>> Start TASK DATA
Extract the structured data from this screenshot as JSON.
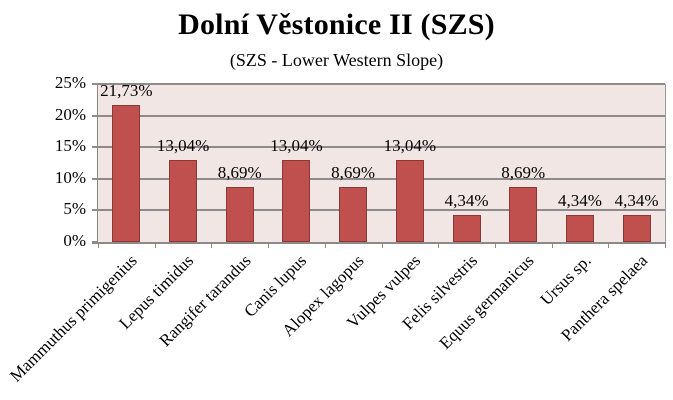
{
  "chart_data": {
    "type": "bar",
    "title": "Dolní Věstonice II (SZS)",
    "subtitle": "(SZS - Lower Western Slope)",
    "xlabel": "",
    "ylabel": "",
    "ylim": [
      0,
      25
    ],
    "yticks": [
      "0%",
      "5%",
      "10%",
      "15%",
      "20%",
      "25%"
    ],
    "grid": true,
    "legend": null,
    "bar_color": "#c0504d",
    "plot_background": "#f2e6e4",
    "categories": [
      "Mammuthus primigenius",
      "Lepus timidus",
      "Rangifer tarandus",
      "Canis lupus",
      "Alopex lagopus",
      "Vulpes vulpes",
      "Felis silvestris",
      "Equus germanicus",
      "Ursus sp.",
      "Panthera spelaea"
    ],
    "values": [
      21.73,
      13.04,
      8.69,
      13.04,
      8.69,
      13.04,
      4.34,
      8.69,
      4.34,
      4.34
    ],
    "data_labels": [
      "21,73%",
      "13,04%",
      "8,69%",
      "13,04%",
      "8,69%",
      "13,04%",
      "4,34%",
      "8,69%",
      "4,34%",
      "4,34%"
    ]
  }
}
>> End TASK DATA
- **WORK TO BE COMPLETED**
Transcribe the full listing above exactly, with the images removed.

- **RESULT OF THE TASK**
Extract the structured data from this screenshot as JSON.
{
  "chart_data": {
    "type": "bar",
    "title": "Dolní Věstonice II (SZS)",
    "subtitle": "(SZS - Lower Western Slope)",
    "xlabel": "",
    "ylabel": "",
    "ylim": [
      0,
      25
    ],
    "yticks": [
      "0%",
      "5%",
      "10%",
      "15%",
      "20%",
      "25%"
    ],
    "grid": true,
    "legend": null,
    "bar_color": "#c0504d",
    "plot_background": "#f2e6e4",
    "categories": [
      "Mammuthus primigenius",
      "Lepus timidus",
      "Rangifer tarandus",
      "Canis lupus",
      "Alopex lagopus",
      "Vulpes vulpes",
      "Felis silvestris",
      "Equus germanicus",
      "Ursus sp.",
      "Panthera spelaea"
    ],
    "values": [
      21.73,
      13.04,
      8.69,
      13.04,
      8.69,
      13.04,
      4.34,
      8.69,
      4.34,
      4.34
    ],
    "data_labels": [
      "21,73%",
      "13,04%",
      "8,69%",
      "13,04%",
      "8,69%",
      "13,04%",
      "4,34%",
      "8,69%",
      "4,34%",
      "4,34%"
    ]
  }
}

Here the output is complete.